TASK BRIEF:
Read the listing and extract each line that includes the word "align".

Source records

○ ○ ○ ○ ○

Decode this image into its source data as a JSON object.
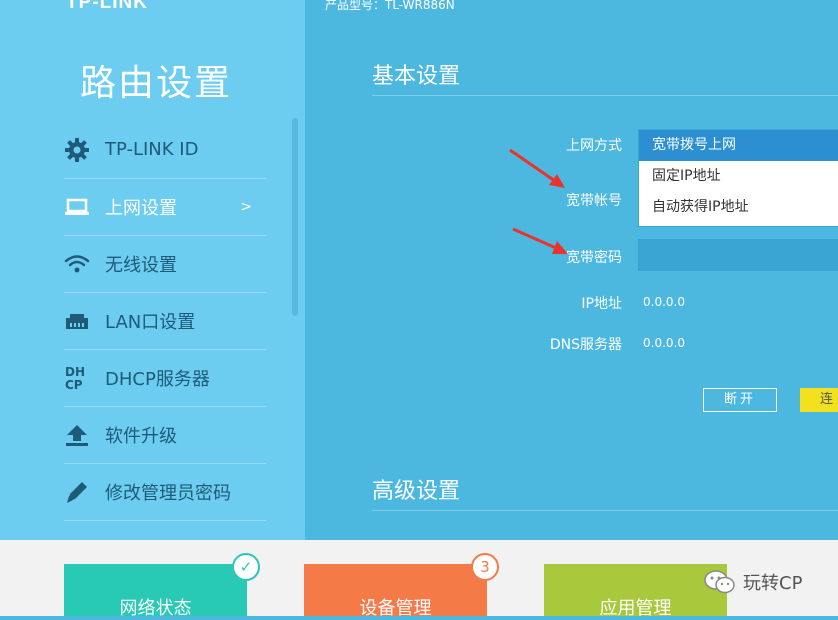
{
  "sidebar": {
    "logo": "TP-LINK",
    "title": "路由设置",
    "items": [
      {
        "label": "TP-LINK ID",
        "icon": "gear-icon"
      },
      {
        "label": "上网设置",
        "icon": "laptop-icon",
        "arrow": ">"
      },
      {
        "label": "无线设置",
        "icon": "wifi-icon"
      },
      {
        "label": "LAN口设置",
        "icon": "lan-port-icon"
      },
      {
        "label": "DHCP服务器",
        "icon": "dhcp-icon"
      },
      {
        "label": "软件升级",
        "icon": "upload-icon"
      },
      {
        "label": "修改管理员密码",
        "icon": "pencil-icon"
      }
    ]
  },
  "header": {
    "model": "产品型号：TL-WR886N"
  },
  "main": {
    "basic_title": "基本设置",
    "fields": {
      "mode_label": "上网方式",
      "account_label": "宽带帐号",
      "password_label": "宽带密码",
      "ip_label": "IP地址",
      "ip_value": "0.0.0.0",
      "dns_label": "DNS服务器",
      "dns_value": "0.0.0.0"
    },
    "dropdown_options": [
      "宽带拨号上网",
      "固定IP地址",
      "自动获得IP地址"
    ],
    "disconnect_label": "断开",
    "connect_label": "连",
    "advanced_title": "高级设置"
  },
  "bottom": {
    "tiles": [
      {
        "label": "网络状态",
        "color": "#28c9b5",
        "badge": "✓"
      },
      {
        "label": "设备管理",
        "color": "#f47a48",
        "badge": "3"
      },
      {
        "label": "应用管理",
        "color": "#a8c93c"
      }
    ]
  },
  "watermark": "玩转CP",
  "colors": {
    "accent": "#4cb8e0",
    "sidebar": "#6dcdf0",
    "selected": "#2b8fd1",
    "annotation": "#e8342a"
  }
}
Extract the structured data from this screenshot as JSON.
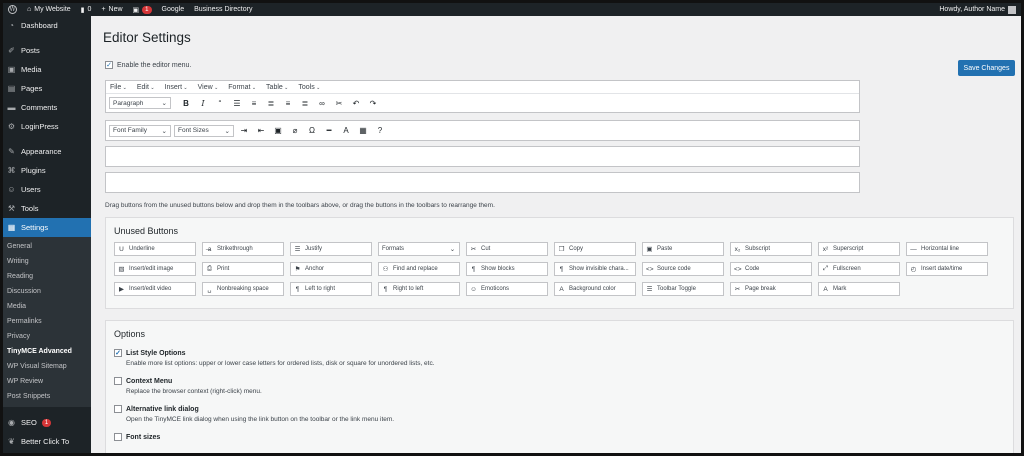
{
  "adminbar": {
    "site_name": "My Website",
    "comments_count": "0",
    "new_label": "New",
    "plugin_badge": "1",
    "links": [
      "Google",
      "Business Directory"
    ],
    "howdy": "Howdy, Author Name"
  },
  "sidebar": {
    "top": [
      {
        "label": "Dashboard",
        "icon": "dashboard-icon",
        "glyph": "◔"
      }
    ],
    "group1": [
      {
        "label": "Posts",
        "icon": "pin-icon",
        "glyph": "✐"
      },
      {
        "label": "Media",
        "icon": "media-icon",
        "glyph": "▣"
      },
      {
        "label": "Pages",
        "icon": "pages-icon",
        "glyph": "▤"
      },
      {
        "label": "Comments",
        "icon": "comments-icon",
        "glyph": "▬"
      },
      {
        "label": "LoginPress",
        "icon": "gear-icon",
        "glyph": "⚙"
      }
    ],
    "group2": [
      {
        "label": "Appearance",
        "icon": "brush-icon",
        "glyph": "✎"
      },
      {
        "label": "Plugins",
        "icon": "plugin-icon",
        "glyph": "⌘"
      },
      {
        "label": "Users",
        "icon": "users-icon",
        "glyph": "☺"
      },
      {
        "label": "Tools",
        "icon": "wrench-icon",
        "glyph": "⚒"
      }
    ],
    "current": {
      "label": "Settings",
      "icon": "settings-icon",
      "glyph": "▦"
    },
    "submenu": [
      "General",
      "Writing",
      "Reading",
      "Discussion",
      "Media",
      "Permalinks",
      "Privacy",
      "TinyMCE Advanced",
      "WP Visual Sitemap",
      "WP Review",
      "Post Snippets"
    ],
    "submenu_bold_index": 7,
    "bottom": [
      {
        "label": "SEO",
        "icon": "seo-icon",
        "glyph": "◉",
        "badge": "1"
      },
      {
        "label": "Better Click To",
        "icon": "bird-icon",
        "glyph": "❦"
      }
    ]
  },
  "page": {
    "title": "Editor Settings",
    "save_label": "Save Changes",
    "enable_menu_label": "Enable the editor menu.",
    "enable_menu_checked": true
  },
  "editor": {
    "menubar": [
      "File",
      "Edit",
      "Insert",
      "View",
      "Format",
      "Table",
      "Tools"
    ],
    "toolbar1_select": "Paragraph",
    "toolbar1_buttons": [
      {
        "name": "bold-icon",
        "glyph": "B"
      },
      {
        "name": "italic-icon",
        "glyph": "I"
      },
      {
        "name": "blockquote-icon",
        "glyph": "“"
      },
      {
        "name": "bullet-list-icon",
        "glyph": "☰"
      },
      {
        "name": "numbered-list-icon",
        "glyph": "≡"
      },
      {
        "name": "align-left-icon",
        "glyph": "≣"
      },
      {
        "name": "align-center-icon",
        "glyph": "≡"
      },
      {
        "name": "align-right-icon",
        "glyph": "≣"
      },
      {
        "name": "link-icon",
        "glyph": "∞"
      },
      {
        "name": "unlink-icon",
        "glyph": "✂"
      },
      {
        "name": "undo-icon",
        "glyph": "↶"
      },
      {
        "name": "redo-icon",
        "glyph": "↷"
      }
    ],
    "toolbar2_selects": [
      "Font Family",
      "Font Sizes"
    ],
    "toolbar2_buttons": [
      {
        "name": "indent-icon",
        "glyph": "⇥"
      },
      {
        "name": "outdent-icon",
        "glyph": "⇤"
      },
      {
        "name": "paste-icon",
        "glyph": "▣"
      },
      {
        "name": "eraser-icon",
        "glyph": "⌀"
      },
      {
        "name": "omega-icon",
        "glyph": "Ω"
      },
      {
        "name": "hr-icon",
        "glyph": "━"
      },
      {
        "name": "text-color-icon",
        "glyph": "A"
      },
      {
        "name": "table-icon",
        "glyph": "▦"
      },
      {
        "name": "help-icon",
        "glyph": "?"
      }
    ]
  },
  "hint_text": "Drag buttons from the unused buttons below and drop them in the toolbars above, or drag the buttons in the toolbars to rearrange them.",
  "unused": {
    "title": "Unused Buttons",
    "buttons": [
      {
        "label": "Underline",
        "icon": "underline-icon",
        "glyph": "U"
      },
      {
        "label": "Strikethrough",
        "icon": "strikethrough-icon",
        "glyph": "̶a"
      },
      {
        "label": "Justify",
        "icon": "justify-icon",
        "glyph": "☰"
      },
      {
        "label": "Formats",
        "icon": "chevron-down-icon",
        "glyph": "⌄",
        "select": true
      },
      {
        "label": "Cut",
        "icon": "cut-icon",
        "glyph": "✂"
      },
      {
        "label": "Copy",
        "icon": "copy-icon",
        "glyph": "❐"
      },
      {
        "label": "Paste",
        "icon": "paste-icon",
        "glyph": "▣"
      },
      {
        "label": "Subscript",
        "icon": "subscript-icon",
        "glyph": "x₂"
      },
      {
        "label": "Superscript",
        "icon": "superscript-icon",
        "glyph": "x²"
      },
      {
        "label": "Horizontal line",
        "icon": "horizontal-line-icon",
        "glyph": "—"
      },
      {
        "label": "Insert/edit image",
        "icon": "image-icon",
        "glyph": "▧"
      },
      {
        "label": "Print",
        "icon": "print-icon",
        "glyph": "⎙"
      },
      {
        "label": "Anchor",
        "icon": "anchor-icon",
        "glyph": "⚑"
      },
      {
        "label": "Find and replace",
        "icon": "binoculars-icon",
        "glyph": "⚇"
      },
      {
        "label": "Show blocks",
        "icon": "show-blocks-icon",
        "glyph": "¶"
      },
      {
        "label": "Show invisible chara...",
        "icon": "pilcrow-icon",
        "glyph": "¶"
      },
      {
        "label": "Source code",
        "icon": "source-code-icon",
        "glyph": "<>"
      },
      {
        "label": "Code",
        "icon": "code-icon",
        "glyph": "<>"
      },
      {
        "label": "Fullscreen",
        "icon": "fullscreen-icon",
        "glyph": "⤢"
      },
      {
        "label": "Insert date/time",
        "icon": "clock-icon",
        "glyph": "◴"
      },
      {
        "label": "Insert/edit video",
        "icon": "video-icon",
        "glyph": "▶"
      },
      {
        "label": "Nonbreaking space",
        "icon": "nonbreaking-space-icon",
        "glyph": "␣"
      },
      {
        "label": "Left to right",
        "icon": "ltr-icon",
        "glyph": "¶"
      },
      {
        "label": "Right to left",
        "icon": "rtl-icon",
        "glyph": "¶"
      },
      {
        "label": "Emoticons",
        "icon": "smiley-icon",
        "glyph": "☺"
      },
      {
        "label": "Background color",
        "icon": "background-color-icon",
        "glyph": "A"
      },
      {
        "label": "Toolbar Toggle",
        "icon": "toolbar-toggle-icon",
        "glyph": "☰"
      },
      {
        "label": "Page break",
        "icon": "page-break-icon",
        "glyph": "✂"
      },
      {
        "label": "Mark",
        "icon": "mark-icon",
        "glyph": "A"
      }
    ]
  },
  "options": {
    "title": "Options",
    "items": [
      {
        "label": "List Style Options",
        "checked": true,
        "desc": "Enable more list options: upper or lower case letters for ordered lists, disk or square for unordered lists, etc."
      },
      {
        "label": "Context Menu",
        "checked": false,
        "desc": "Replace the browser context (right-click) menu."
      },
      {
        "label": "Alternative link dialog",
        "checked": false,
        "desc": "Open the TinyMCE link dialog when using the link button on the toolbar or the link menu item."
      },
      {
        "label": "Font sizes",
        "checked": false,
        "desc": ""
      }
    ]
  }
}
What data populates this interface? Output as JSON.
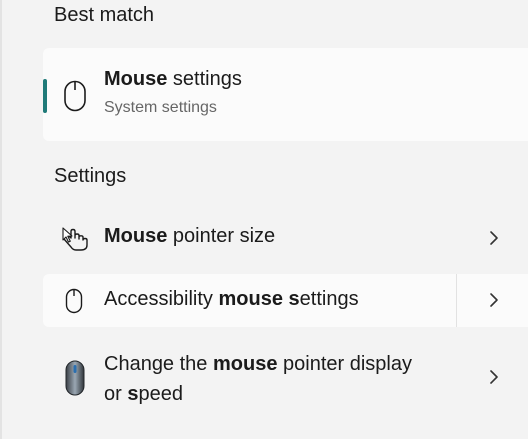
{
  "best_match": {
    "section_title": "Best match",
    "item": {
      "title_bold": "Mouse",
      "title_rest": " settings",
      "subtitle": "System settings",
      "icon": "mouse-icon"
    }
  },
  "settings": {
    "section_title": "Settings",
    "items": [
      {
        "parts": [
          {
            "t": "Mouse",
            "b": true
          },
          {
            "t": " pointer size",
            "b": false
          }
        ],
        "icon": "pointer-hand-icon"
      },
      {
        "parts": [
          {
            "t": "Accessibility ",
            "b": false
          },
          {
            "t": "mouse",
            "b": true
          },
          {
            "t": " ",
            "b": false
          },
          {
            "t": "s",
            "b": true
          },
          {
            "t": "ettings",
            "b": false
          }
        ],
        "icon": "mouse-icon"
      },
      {
        "parts": [
          {
            "t": "Change the ",
            "b": false
          },
          {
            "t": "mouse",
            "b": true
          },
          {
            "t": " pointer display or ",
            "b": false
          },
          {
            "t": "s",
            "b": true
          },
          {
            "t": "peed",
            "b": false
          }
        ],
        "icon": "mouse-3d-icon"
      }
    ]
  },
  "colors": {
    "accent": "#1f7a78",
    "background": "#f3f3f3",
    "card": "#fbfbfb"
  }
}
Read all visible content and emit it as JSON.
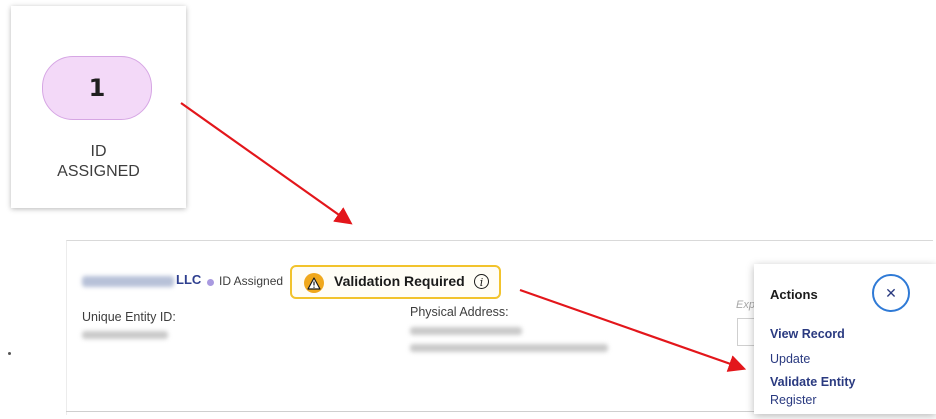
{
  "status_card": {
    "count": "1",
    "label_line1": "ID",
    "label_line2": "ASSIGNED"
  },
  "record": {
    "entity_name_suffix": "LLC",
    "status": "ID Assigned",
    "validation_badge": "Validation Required",
    "info_glyph": "i",
    "unique_entity_id_label": "Unique Entity ID:",
    "physical_address_label": "Physical Address:",
    "expiration_hint": "Exp"
  },
  "actions_menu": {
    "title": "Actions",
    "close_glyph": "✕",
    "items": [
      "View Record",
      "Update",
      "Validate Entity",
      "Register"
    ]
  },
  "colors": {
    "pill_fill": "#f3d9f8",
    "badge_border": "#f2c32c",
    "link": "#2a3a80",
    "arrow": "#e3161b",
    "focus_ring": "#2f7ad6"
  },
  "icons": [
    "warning-icon",
    "info-icon",
    "close-icon",
    "arrow"
  ]
}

○ ○ ○ ○ ○

RESPONSE TO THIS TASK:
        "name": "align-left-icon",
        "name": "align-center-icon",
        "name": "align-right-icon",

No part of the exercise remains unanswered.